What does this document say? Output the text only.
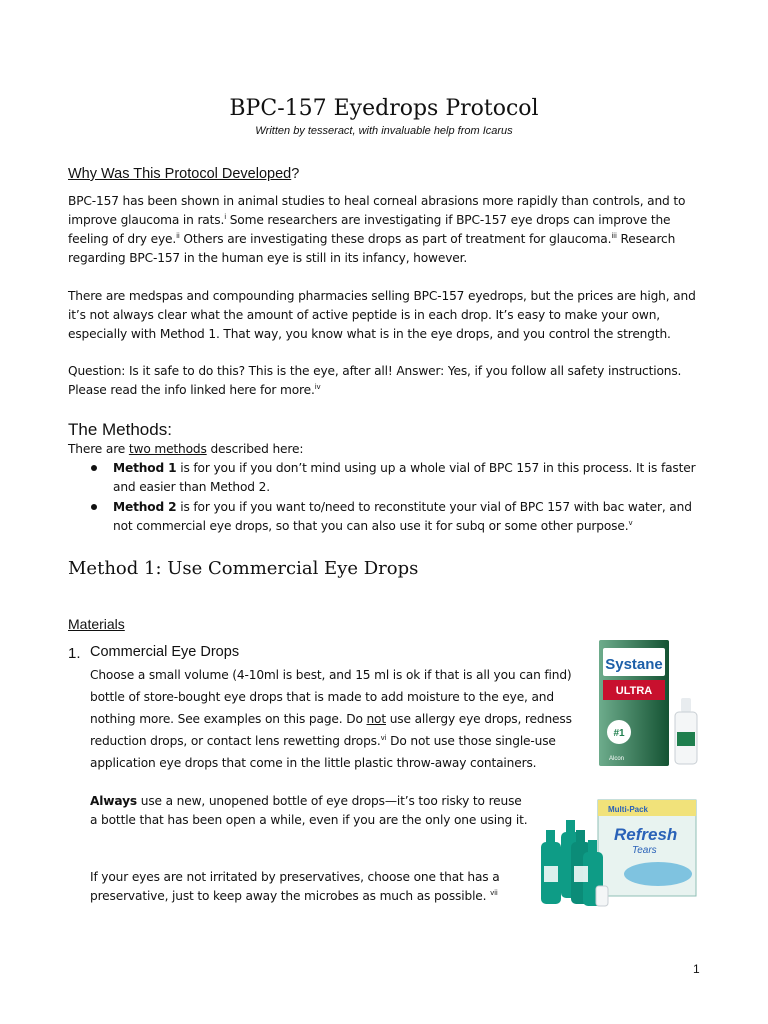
BPC-157 Eyedrops Protocol
Written by tesseract, with invaluable help from Icarus
Why Was This Protocol Developed?
BPC-157 has been shown in animal studies to heal corneal abrasions more rapidly than controls, and to improve glaucoma in rats.$^i$ Some researchers are investigating if BPC-157 eye drops can improve the feeling of dry eye.$^{ii}$ Others are investigating these drops as part of treatment for glaucoma.$^{iii}$ Research regarding BPC-157 in the human eye is still in its infancy, however.
There are medspas and compounding pharmacies selling BPC-157 eyedrops, but the prices are high, and it’s not always clear what the amount of active peptide is in each drop. It’s easy to make your own, especially with Method 1. That way, you know what is in the eye drops, and you control the strength.
Question: Is it safe to do this? This is the eye, after all! Answer: Yes, if you follow all safety instructions. Please read the info linked here for more.$^{iv}$
The Methods:
There are two methods described here:
Method 1 is for you if you don’t mind using up a whole vial of BPC 157 in this process. It is faster and easier than Method 2.
Method 2 is for you if you want to/need to reconstitute your vial of BPC 157 with bac water, and not commercial eye drops, so that you can also use it for subq or some other purpose.$^v$
Method 1: Use Commercial Eye Drops
Materials
1. Commercial Eye Drops
Choose a small volume (4-10ml is best, and 15 ml is ok if that is all you can find) bottle of store-bought eye drops that is made to add moisture to the eye, and nothing more. See examples on this page. Do not use allergy eye drops, redness reduction drops, or contact lens rewetting drops.$^{vi}$ Do not use those single-use application eye drops that come in the little plastic throw-away containers.
Always use a new, unopened bottle of eye drops—it’s too risky to reuse a bottle that has been open a while, even if you are the only one using it.
If your eyes are not irritated by preservatives, choose one that has a preservative, just to keep away the microbes as much as possible. $^{vii}$
Systane
ULTRA
#1
Alcon
Multi-Pack
Refresh
Tears
1
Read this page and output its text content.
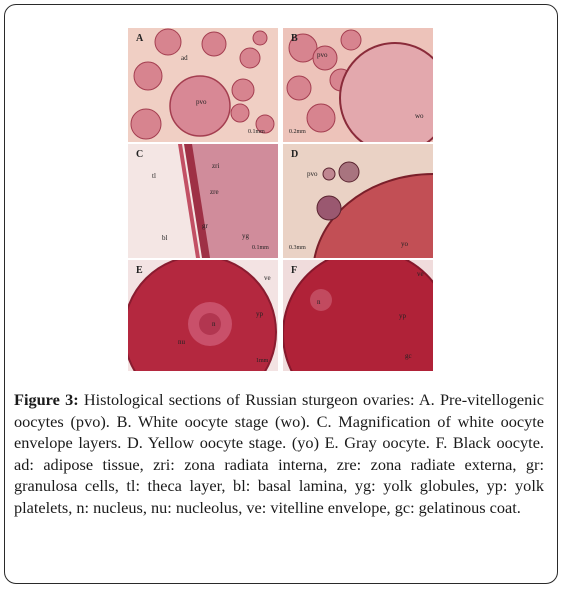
A
ad
pvo
0.1mm
B
pvo
wo
0.2mm
C
zri
zre
tl
gr
bl	yg
0.1mm
D
pvo
yo
0.3mm
E
ve
yp
n
nu
1mm
F	ve
n
yp
gc

Figure 3: Histological sections of Russian sturgeon ovaries: A. Pre-vitellogenic oocytes (pvo). B. White oocyte stage (wo). C. Magnification of white oocyte envelope layers. D. Yellow oocyte stage. (yo) E. Gray oocyte. F. Black oocyte. ad: adipose tissue, zri: zona radiata interna, zre: zona radiate externa, gr: granulosa cells, tl: theca layer, bl: basal lamina, yg: yolk globules, yp: yolk platelets, n: nucleus, nu: nucleolus, ve: vitelline envelope, gc: gelatinous coat.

:: TASK ITEM ::
Repeat exactly the lines from the one containing "Read this page and output its text content." through the last line of the records above, both included, and leave out the pictures.

:: OUTPUT BELOW ::
Read this page and output its text content.
A
ad
pvo
0.1mm
B
pvo
wo
0.2mm
C
zri
zre
tl
gr
bl	yg
0.1mm
D
pvo
yo
0.3mm
E
ve
yp
n
nu
1mm
F	ve
n
yp
gc

Figure 3: Histological sections of Russian sturgeon ovaries: A. Pre-vitellogenic oocytes (pvo). B. White oocyte stage (wo). C. Magnification of white oocyte envelope layers. D. Yellow oocyte stage. (yo) E. Gray oocyte. F. Black oocyte. ad: adipose tissue, zri: zona radiata interna, zre: zona radiate externa, gr: granulosa cells, tl: theca layer, bl: basal lamina, yg: yolk globules, yp: yolk platelets, n: nucleus, nu: nucleolus, ve: vitelline envelope, gc: gelatinous coat.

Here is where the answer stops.